***** SUPPLIED MATERIAL *****
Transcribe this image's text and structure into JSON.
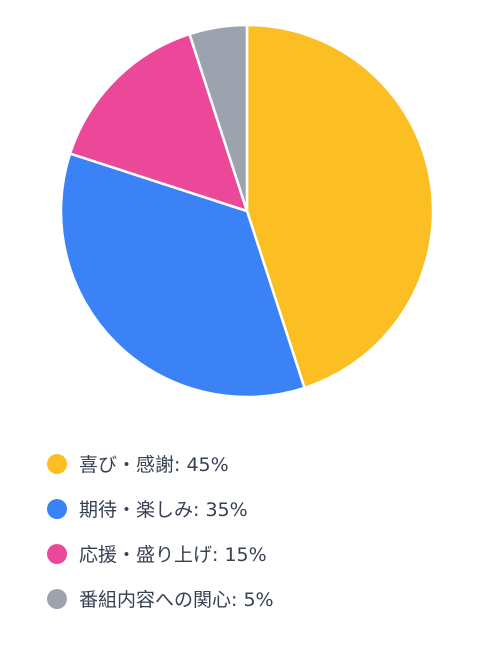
{
  "chart_data": {
    "type": "pie",
    "start_angle_deg": 0,
    "direction": "clockwise",
    "slice_border_color": "#ffffff",
    "slices": [
      {
        "label": "喜び・感謝: 45%",
        "name": "喜び・感謝",
        "value": 45,
        "color": "#fbbf24"
      },
      {
        "label": "期待・楽しみ: 35%",
        "name": "期待・楽しみ",
        "value": 35,
        "color": "#3b82f6"
      },
      {
        "label": "応援・盛り上げ: 15%",
        "name": "応援・盛り上げ",
        "value": 15,
        "color": "#ec4899"
      },
      {
        "label": "番組内容への関心: 5%",
        "name": "番組内容への関心",
        "value": 5,
        "color": "#9ca3af"
      }
    ],
    "legend_position": "bottom-left"
  }
}
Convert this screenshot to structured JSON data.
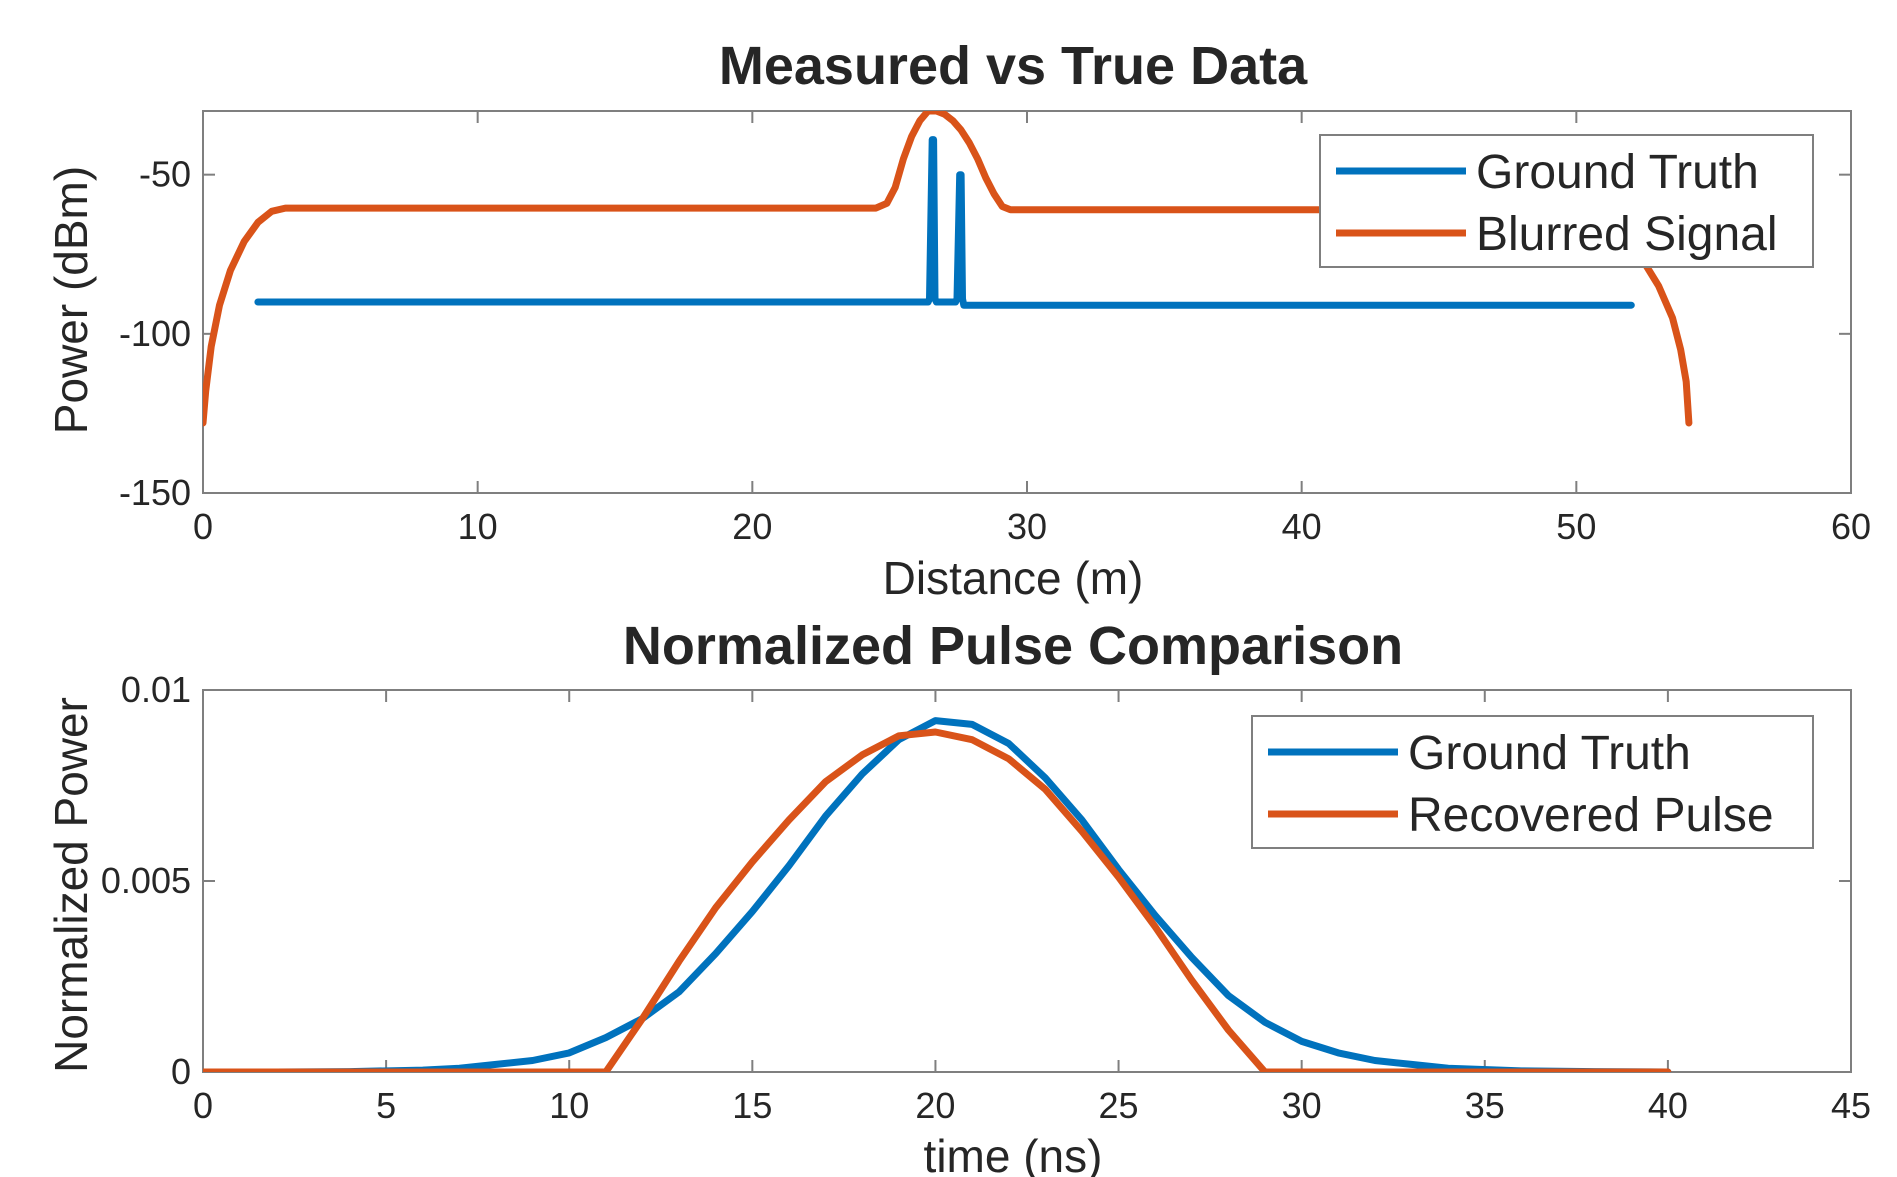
*****
Drop the images and repeat the data exactly.

Transcribe this image's text and structure into JSON.
{
  "chart_data": {
    "type": "pie",
    "start_angle_deg": 0,
    "direction": "clockwise",
    "slice_border_color": "#ffffff",
    "slices": [
      {
        "label": "喜び・感謝: 45%",
        "name": "喜び・感謝",
        "value": 45,
        "color": "#fbbf24"
      },
      {
        "label": "期待・楽しみ: 35%",
        "name": "期待・楽しみ",
        "value": 35,
        "color": "#3b82f6"
      },
      {
        "label": "応援・盛り上げ: 15%",
        "name": "応援・盛り上げ",
        "value": 15,
        "color": "#ec4899"
      },
      {
        "label": "番組内容への関心: 5%",
        "name": "番組内容への関心",
        "value": 5,
        "color": "#9ca3af"
      }
    ],
    "legend_position": "bottom-left"
  }
}
Convert this screenshot to structured JSON data.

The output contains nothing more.